• Set exercise:
Write the material out again in full, word for word. Do not include the pictures.

**** Dataset

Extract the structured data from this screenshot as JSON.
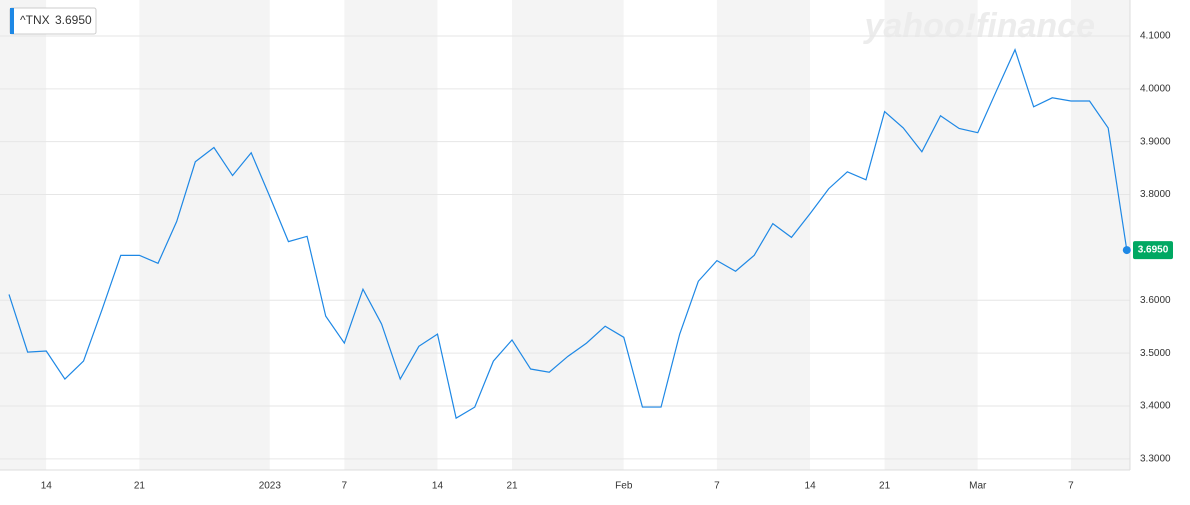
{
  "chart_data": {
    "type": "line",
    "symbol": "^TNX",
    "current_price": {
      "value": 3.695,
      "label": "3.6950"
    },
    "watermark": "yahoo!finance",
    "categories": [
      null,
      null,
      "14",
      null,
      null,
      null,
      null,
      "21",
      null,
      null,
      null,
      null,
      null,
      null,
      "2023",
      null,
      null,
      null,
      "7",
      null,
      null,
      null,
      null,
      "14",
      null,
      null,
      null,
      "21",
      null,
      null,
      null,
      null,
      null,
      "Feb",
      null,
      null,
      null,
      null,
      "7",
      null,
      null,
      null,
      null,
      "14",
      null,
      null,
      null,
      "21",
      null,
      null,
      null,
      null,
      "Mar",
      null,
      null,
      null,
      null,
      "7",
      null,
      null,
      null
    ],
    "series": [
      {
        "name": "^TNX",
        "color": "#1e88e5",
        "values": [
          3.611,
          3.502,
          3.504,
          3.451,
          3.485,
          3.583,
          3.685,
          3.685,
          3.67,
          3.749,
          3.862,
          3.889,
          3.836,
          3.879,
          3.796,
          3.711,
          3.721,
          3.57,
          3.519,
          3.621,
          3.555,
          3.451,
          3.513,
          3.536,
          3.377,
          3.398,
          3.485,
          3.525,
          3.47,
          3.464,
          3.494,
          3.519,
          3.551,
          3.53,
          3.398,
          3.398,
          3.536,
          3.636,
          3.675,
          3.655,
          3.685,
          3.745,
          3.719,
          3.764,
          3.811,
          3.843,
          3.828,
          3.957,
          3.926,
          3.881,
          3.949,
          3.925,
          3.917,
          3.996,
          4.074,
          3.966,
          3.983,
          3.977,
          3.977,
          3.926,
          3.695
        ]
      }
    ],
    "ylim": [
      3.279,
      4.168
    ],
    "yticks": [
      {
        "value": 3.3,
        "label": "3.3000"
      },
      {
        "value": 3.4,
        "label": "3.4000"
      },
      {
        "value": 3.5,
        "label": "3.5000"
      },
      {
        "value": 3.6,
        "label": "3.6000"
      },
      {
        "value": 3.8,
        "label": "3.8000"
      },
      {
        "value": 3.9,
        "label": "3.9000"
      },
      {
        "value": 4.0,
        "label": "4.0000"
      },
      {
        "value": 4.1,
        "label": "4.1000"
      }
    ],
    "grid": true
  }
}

********

• Answer to this task:
Extract the structured data from this screenshot as JSON.
{
  "chart_data": {
    "type": "line",
    "symbol": "^TNX",
    "current_price": {
      "value": 3.695,
      "label": "3.6950"
    },
    "watermark": "yahoo!finance",
    "categories": [
      null,
      null,
      "14",
      null,
      null,
      null,
      null,
      "21",
      null,
      null,
      null,
      null,
      null,
      null,
      "2023",
      null,
      null,
      null,
      "7",
      null,
      null,
      null,
      null,
      "14",
      null,
      null,
      null,
      "21",
      null,
      null,
      null,
      null,
      null,
      "Feb",
      null,
      null,
      null,
      null,
      "7",
      null,
      null,
      null,
      null,
      "14",
      null,
      null,
      null,
      "21",
      null,
      null,
      null,
      null,
      "Mar",
      null,
      null,
      null,
      null,
      "7",
      null,
      null,
      null
    ],
    "series": [
      {
        "name": "^TNX",
        "color": "#1e88e5",
        "values": [
          3.611,
          3.502,
          3.504,
          3.451,
          3.485,
          3.583,
          3.685,
          3.685,
          3.67,
          3.749,
          3.862,
          3.889,
          3.836,
          3.879,
          3.796,
          3.711,
          3.721,
          3.57,
          3.519,
          3.621,
          3.555,
          3.451,
          3.513,
          3.536,
          3.377,
          3.398,
          3.485,
          3.525,
          3.47,
          3.464,
          3.494,
          3.519,
          3.551,
          3.53,
          3.398,
          3.398,
          3.536,
          3.636,
          3.675,
          3.655,
          3.685,
          3.745,
          3.719,
          3.764,
          3.811,
          3.843,
          3.828,
          3.957,
          3.926,
          3.881,
          3.949,
          3.925,
          3.917,
          3.996,
          4.074,
          3.966,
          3.983,
          3.977,
          3.977,
          3.926,
          3.695
        ]
      }
    ],
    "ylim": [
      3.279,
      4.168
    ],
    "yticks": [
      {
        "value": 3.3,
        "label": "3.3000"
      },
      {
        "value": 3.4,
        "label": "3.4000"
      },
      {
        "value": 3.5,
        "label": "3.5000"
      },
      {
        "value": 3.6,
        "label": "3.6000"
      },
      {
        "value": 3.8,
        "label": "3.8000"
      },
      {
        "value": 3.9,
        "label": "3.9000"
      },
      {
        "value": 4.0,
        "label": "4.0000"
      },
      {
        "value": 4.1,
        "label": "4.1000"
      }
    ],
    "grid": true
  }
}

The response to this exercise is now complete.